------ Entries provided
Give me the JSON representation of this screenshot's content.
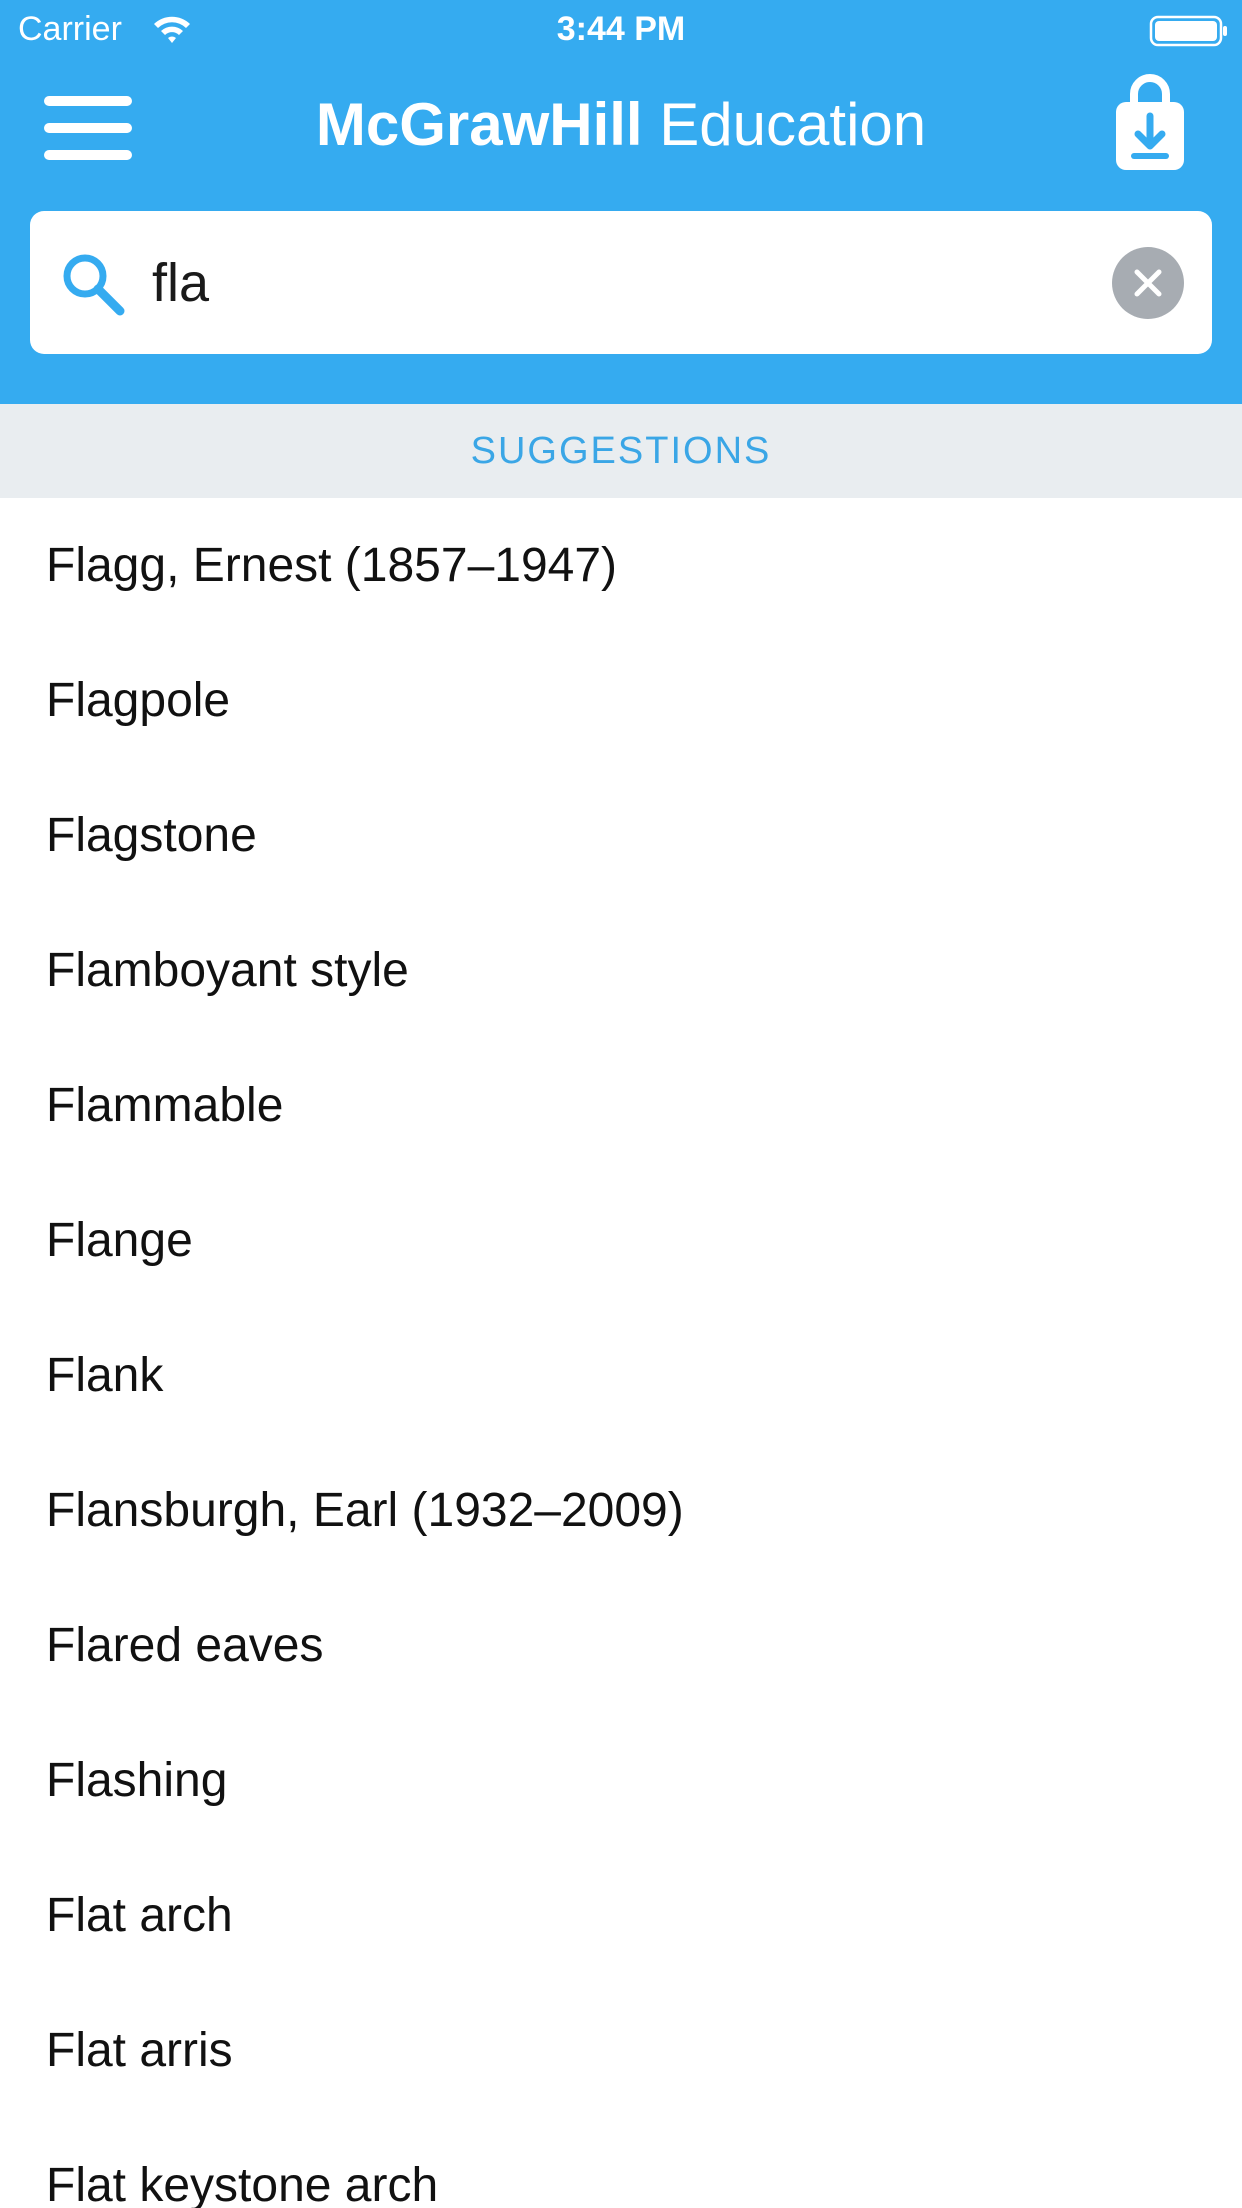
{
  "status_bar": {
    "carrier": "Carrier",
    "time": "3:44 PM"
  },
  "nav_bar": {
    "brand_strong": "McGrawHill",
    "brand_light": "Education",
    "menu_icon": "hamburger-menu-icon",
    "download_icon": "shopping-bag-download-icon"
  },
  "search": {
    "value": "fla",
    "icon": "search-icon",
    "clear_icon": "clear-circle-x-icon"
  },
  "suggestions": {
    "header": "SUGGESTIONS",
    "items": [
      "Flagg, Ernest (1857–1947)",
      "Flagpole",
      "Flagstone",
      "Flamboyant style",
      "Flammable",
      "Flange",
      "Flank",
      "Flansburgh, Earl (1932–2009)",
      "Flared eaves",
      "Flashing",
      "Flat arch",
      "Flat arris",
      "Flat keystone arch"
    ]
  },
  "colors": {
    "header_bg": "#35abf0",
    "section_bg": "#e9edf0",
    "section_text": "#3aa6e6"
  }
}
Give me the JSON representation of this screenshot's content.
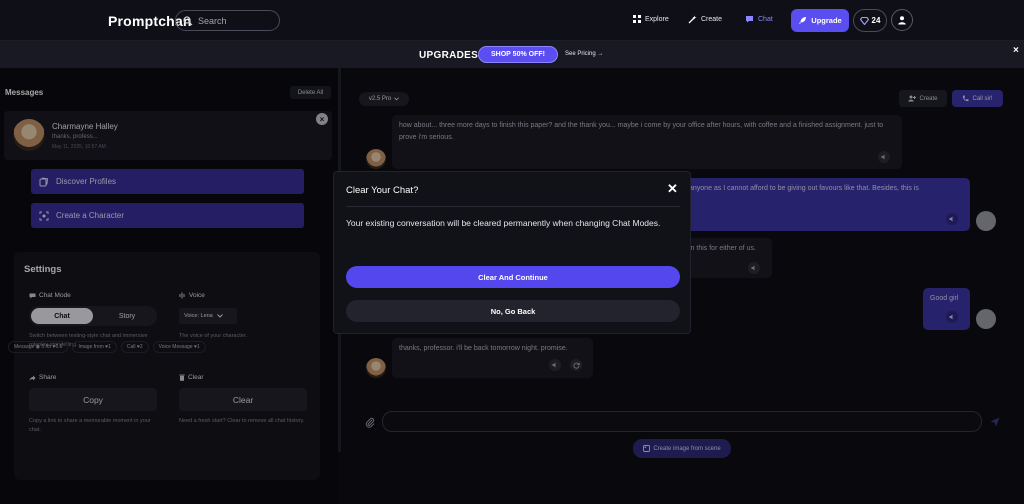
{
  "nav": {
    "brand": "Promptchan",
    "search_placeholder": "Search",
    "explore": "Explore",
    "create": "Create",
    "chat": "Chat",
    "upgrade": "Upgrade",
    "gems": "24"
  },
  "promo": {
    "title": "UPGRADES",
    "shop": "SHOP 50% OFF!",
    "see_pricing": "See Pricing →",
    "close": "×"
  },
  "sidebar": {
    "messages_title": "Messages",
    "delete_all": "Delete All",
    "chat_item": {
      "name": "Charmayne Halley",
      "preview": "thanks, profess...",
      "date": "May 11, 2025, 10:57 AM"
    },
    "discover": "Discover Profiles",
    "create_character": "Create a Character"
  },
  "settings": {
    "title": "Settings",
    "chat_mode_label": "Chat Mode",
    "chat_mode_on": "Chat",
    "chat_mode_off": "Story",
    "chat_mode_hint": "Switch between texting-style chat and immersive roleplay storytelling.",
    "voice_label": "Voice",
    "voice_value": "Voice: Lena",
    "voice_hint": "The voice of your character.",
    "share_label": "Share",
    "copy_btn": "Copy",
    "share_hint": "Copy a link to share a memorable moment in your chat.",
    "clear_label": "Clear",
    "clear_btn": "Clear",
    "clear_hint": "Need a fresh start? Clear to remove all chat history.",
    "chips": [
      "Message  ◉ 5 /th  ♥0.6",
      "Image  from  ♥1",
      "Call  ♥2",
      "Voice Message  ♥1"
    ]
  },
  "chat": {
    "model": "v2.5 Pro",
    "create": "Create",
    "call": "Call sir!",
    "messages": [
      "how about... three more days to finish this paper? and the thank you... maybe i come by your office after hours, with coffee and a finished assignment. just to prove i'm serious.",
      "anyone as I cannot afford to be giving out favours like that. Besides, this is",
      "in this for either of us.",
      "Good girl",
      "thanks, professor. i'll be back tomorrow night. promise."
    ],
    "scene_btn": "Create image from scene"
  },
  "modal": {
    "title": "Clear Your Chat?",
    "close": "✕",
    "text": "Your existing conversation will be cleared permanently when changing Chat Modes.",
    "primary": "Clear And Continue",
    "secondary": "No, Go Back"
  },
  "colors": {
    "accent": "#5b4ef0",
    "background": "#0d0d14",
    "panel": "#15151d",
    "user_bubble": "#3d35a6"
  }
}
------------
Task objective: Strip out the pictures and quote the remaining data word for word.

Answer for this exercise:
Give me the JSON representation of this screenshot's content.
{
  "status_bar": {
    "carrier": "Carrier",
    "time": "3:44 PM"
  },
  "nav_bar": {
    "brand_strong": "McGrawHill",
    "brand_light": "Education",
    "menu_icon": "hamburger-menu-icon",
    "download_icon": "shopping-bag-download-icon"
  },
  "search": {
    "value": "fla",
    "icon": "search-icon",
    "clear_icon": "clear-circle-x-icon"
  },
  "suggestions": {
    "header": "SUGGESTIONS",
    "items": [
      "Flagg, Ernest (1857–1947)",
      "Flagpole",
      "Flagstone",
      "Flamboyant style",
      "Flammable",
      "Flange",
      "Flank",
      "Flansburgh, Earl (1932–2009)",
      "Flared eaves",
      "Flashing",
      "Flat arch",
      "Flat arris",
      "Flat keystone arch"
    ]
  },
  "colors": {
    "header_bg": "#35abf0",
    "section_bg": "#e9edf0",
    "section_text": "#3aa6e6"
  }
}
Give me the JSON representation of this screenshot's content.
{
  "nav": {
    "brand": "Promptchan",
    "search_placeholder": "Search",
    "explore": "Explore",
    "create": "Create",
    "chat": "Chat",
    "upgrade": "Upgrade",
    "gems": "24"
  },
  "promo": {
    "title": "UPGRADES",
    "shop": "SHOP 50% OFF!",
    "see_pricing": "See Pricing →",
    "close": "×"
  },
  "sidebar": {
    "messages_title": "Messages",
    "delete_all": "Delete All",
    "chat_item": {
      "name": "Charmayne Halley",
      "preview": "thanks, profess...",
      "date": "May 11, 2025, 10:57 AM"
    },
    "discover": "Discover Profiles",
    "create_character": "Create a Character"
  },
  "settings": {
    "title": "Settings",
    "chat_mode_label": "Chat Mode",
    "chat_mode_on": "Chat",
    "chat_mode_off": "Story",
    "chat_mode_hint": "Switch between texting-style chat and immersive roleplay storytelling.",
    "voice_label": "Voice",
    "voice_value": "Voice: Lena",
    "voice_hint": "The voice of your character.",
    "share_label": "Share",
    "copy_btn": "Copy",
    "share_hint": "Copy a link to share a memorable moment in your chat.",
    "clear_label": "Clear",
    "clear_btn": "Clear",
    "clear_hint": "Need a fresh start? Clear to remove all chat history.",
    "chips": [
      "Message  ◉ 5 /th  ♥0.6",
      "Image  from  ♥1",
      "Call  ♥2",
      "Voice Message  ♥1"
    ]
  },
  "chat": {
    "model": "v2.5 Pro",
    "create": "Create",
    "call": "Call sir!",
    "messages": [
      "how about... three more days to finish this paper? and the thank you... maybe i come by your office after hours, with coffee and a finished assignment. just to prove i'm serious.",
      "anyone as I cannot afford to be giving out favours like that. Besides, this is",
      "in this for either of us.",
      "Good girl",
      "thanks, professor. i'll be back tomorrow night. promise."
    ],
    "scene_btn": "Create image from scene"
  },
  "modal": {
    "title": "Clear Your Chat?",
    "close": "✕",
    "text": "Your existing conversation will be cleared permanently when changing Chat Modes.",
    "primary": "Clear And Continue",
    "secondary": "No, Go Back"
  },
  "colors": {
    "accent": "#5b4ef0",
    "background": "#0d0d14",
    "panel": "#15151d",
    "user_bubble": "#3d35a6"
  }
}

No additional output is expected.